"""

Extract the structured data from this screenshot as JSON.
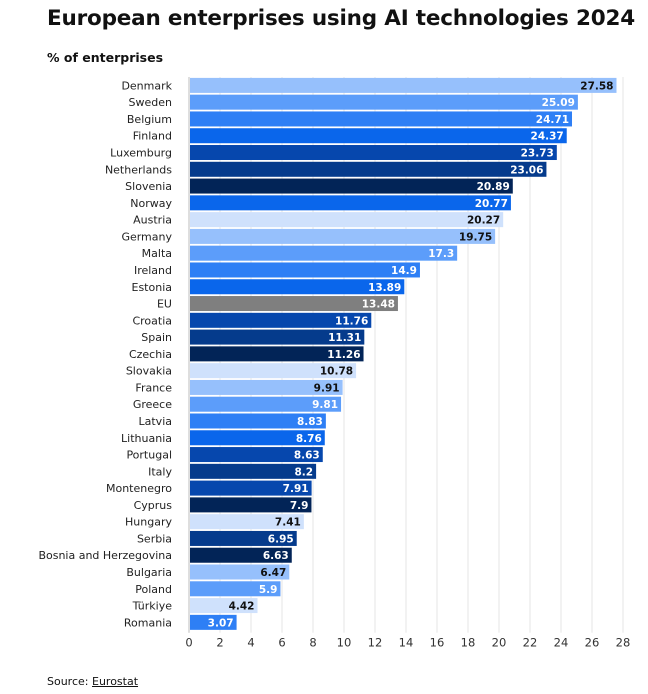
{
  "title": "European enterprises using AI technologies 2024",
  "subtitle": "% of enterprises",
  "source": {
    "label": "Source:",
    "link_text": "Eurostat"
  },
  "colors": {
    "background": "#ffffff",
    "grid": "#e6e6e6",
    "eu_bar": "#7f7f7f",
    "palette": [
      "#96c0fc",
      "#5c9dfa",
      "#2e7ff5",
      "#0a66eb",
      "#0647ad",
      "#053b8c",
      "#022457"
    ]
  },
  "chart_data": {
    "type": "bar",
    "orientation": "horizontal",
    "title": "European enterprises using AI technologies 2024",
    "subtitle": "% of enterprises",
    "xlabel": "",
    "ylabel": "",
    "xlim": [
      0,
      28
    ],
    "xticks": [
      0,
      2,
      4,
      6,
      8,
      10,
      12,
      14,
      16,
      18,
      20,
      22,
      24,
      26,
      28
    ],
    "grid": true,
    "legend": "none",
    "categories": [
      "Denmark",
      "Sweden",
      "Belgium",
      "Finland",
      "Luxemburg",
      "Netherlands",
      "Slovenia",
      "Norway",
      "Austria",
      "Germany",
      "Malta",
      "Ireland",
      "Estonia",
      "EU",
      "Croatia",
      "Spain",
      "Czechia",
      "Slovakia",
      "France",
      "Greece",
      "Latvia",
      "Lithuania",
      "Portugal",
      "Italy",
      "Montenegro",
      "Cyprus",
      "Hungary",
      "Serbia",
      "Bosnia and Herzegovina",
      "Bulgaria",
      "Poland",
      "Türkiye",
      "Romania"
    ],
    "values": [
      27.58,
      25.09,
      24.71,
      24.37,
      23.73,
      23.06,
      20.89,
      20.77,
      20.27,
      19.75,
      17.3,
      14.9,
      13.89,
      13.48,
      11.76,
      11.31,
      11.26,
      10.78,
      9.91,
      9.81,
      8.83,
      8.76,
      8.63,
      8.2,
      7.91,
      7.9,
      7.41,
      6.95,
      6.63,
      6.47,
      5.9,
      4.42,
      3.07
    ],
    "value_labels": [
      "27.58",
      "25.09",
      "24.71",
      "24.37",
      "23.73",
      "23.06",
      "20.89",
      "20.77",
      "20.27",
      "19.75",
      "17.3",
      "14.9",
      "13.89",
      "13.48",
      "11.76",
      "11.31",
      "11.26",
      "10.78",
      "9.91",
      "9.81",
      "8.83",
      "8.76",
      "8.63",
      "8.2",
      "7.91",
      "7.9",
      "7.41",
      "6.95",
      "6.63",
      "6.47",
      "5.9",
      "4.42",
      "3.07"
    ],
    "bar_colors": [
      "#96c0fc",
      "#5c9dfa",
      "#2e7ff5",
      "#0a66eb",
      "#0647ad",
      "#053b8c",
      "#022457",
      "#0a66eb",
      "#cfe1fc",
      "#96c0fc",
      "#5c9dfa",
      "#2e7ff5",
      "#0a66eb",
      "#7f7f7f",
      "#0647ad",
      "#053b8c",
      "#022457",
      "#cfe1fc",
      "#96c0fc",
      "#5c9dfa",
      "#2e7ff5",
      "#0a66eb",
      "#0647ad",
      "#053b8c",
      "#0647ad",
      "#022457",
      "#cfe1fc",
      "#053b8c",
      "#022457",
      "#96c0fc",
      "#5c9dfa",
      "#cfe1fc",
      "#2e7ff5"
    ],
    "label_colors": [
      "#111111",
      "#ffffff",
      "#ffffff",
      "#ffffff",
      "#ffffff",
      "#ffffff",
      "#ffffff",
      "#ffffff",
      "#111111",
      "#111111",
      "#ffffff",
      "#ffffff",
      "#ffffff",
      "#ffffff",
      "#ffffff",
      "#ffffff",
      "#ffffff",
      "#111111",
      "#111111",
      "#ffffff",
      "#ffffff",
      "#ffffff",
      "#ffffff",
      "#ffffff",
      "#ffffff",
      "#ffffff",
      "#111111",
      "#ffffff",
      "#ffffff",
      "#111111",
      "#ffffff",
      "#111111",
      "#ffffff"
    ]
  }
}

"""

#### Exercise prompt:
From the listing above, pick out every line containing "subtitle".

#### Worked solution:
  "subtitle": "% of enterprises",
    "subtitle": "% of enterprises",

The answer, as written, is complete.